> _PROMPT_:
Repeat the whole listing exactly.

:::

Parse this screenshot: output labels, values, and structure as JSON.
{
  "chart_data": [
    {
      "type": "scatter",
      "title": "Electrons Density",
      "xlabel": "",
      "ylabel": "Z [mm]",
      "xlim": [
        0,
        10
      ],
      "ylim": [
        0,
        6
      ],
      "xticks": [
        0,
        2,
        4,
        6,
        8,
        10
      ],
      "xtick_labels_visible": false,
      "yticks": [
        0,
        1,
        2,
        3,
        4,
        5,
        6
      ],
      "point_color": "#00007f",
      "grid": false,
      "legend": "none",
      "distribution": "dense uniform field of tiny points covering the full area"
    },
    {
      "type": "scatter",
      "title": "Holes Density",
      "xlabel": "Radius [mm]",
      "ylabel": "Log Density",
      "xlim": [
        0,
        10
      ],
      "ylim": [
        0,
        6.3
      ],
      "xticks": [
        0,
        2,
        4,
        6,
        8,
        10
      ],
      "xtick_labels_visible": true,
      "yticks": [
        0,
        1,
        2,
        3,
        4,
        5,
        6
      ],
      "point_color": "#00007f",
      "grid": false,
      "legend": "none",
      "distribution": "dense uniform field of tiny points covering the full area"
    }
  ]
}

:::

> _THE OUTPUT_:
Parse this screenshot: output labels, values, and structure as JSON.
{
  "chart_data": [
    {
      "type": "scatter",
      "title": "Electrons Density",
      "xlabel": "",
      "ylabel": "Z [mm]",
      "xlim": [
        0,
        10
      ],
      "ylim": [
        0,
        6
      ],
      "xticks": [
        0,
        2,
        4,
        6,
        8,
        10
      ],
      "xtick_labels_visible": false,
      "yticks": [
        0,
        1,
        2,
        3,
        4,
        5,
        6
      ],
      "point_color": "#00007f",
      "grid": false,
      "legend": "none",
      "distribution": "dense uniform field of tiny points covering the full area"
    },
    {
      "type": "scatter",
      "title": "Holes Density",
      "xlabel": "Radius [mm]",
      "ylabel": "Log Density",
      "xlim": [
        0,
        10
      ],
      "ylim": [
        0,
        6.3
      ],
      "xticks": [
        0,
        2,
        4,
        6,
        8,
        10
      ],
      "xtick_labels_visible": true,
      "yticks": [
        0,
        1,
        2,
        3,
        4,
        5,
        6
      ],
      "point_color": "#00007f",
      "grid": false,
      "legend": "none",
      "distribution": "dense uniform field of tiny points covering the full area"
    }
  ]
}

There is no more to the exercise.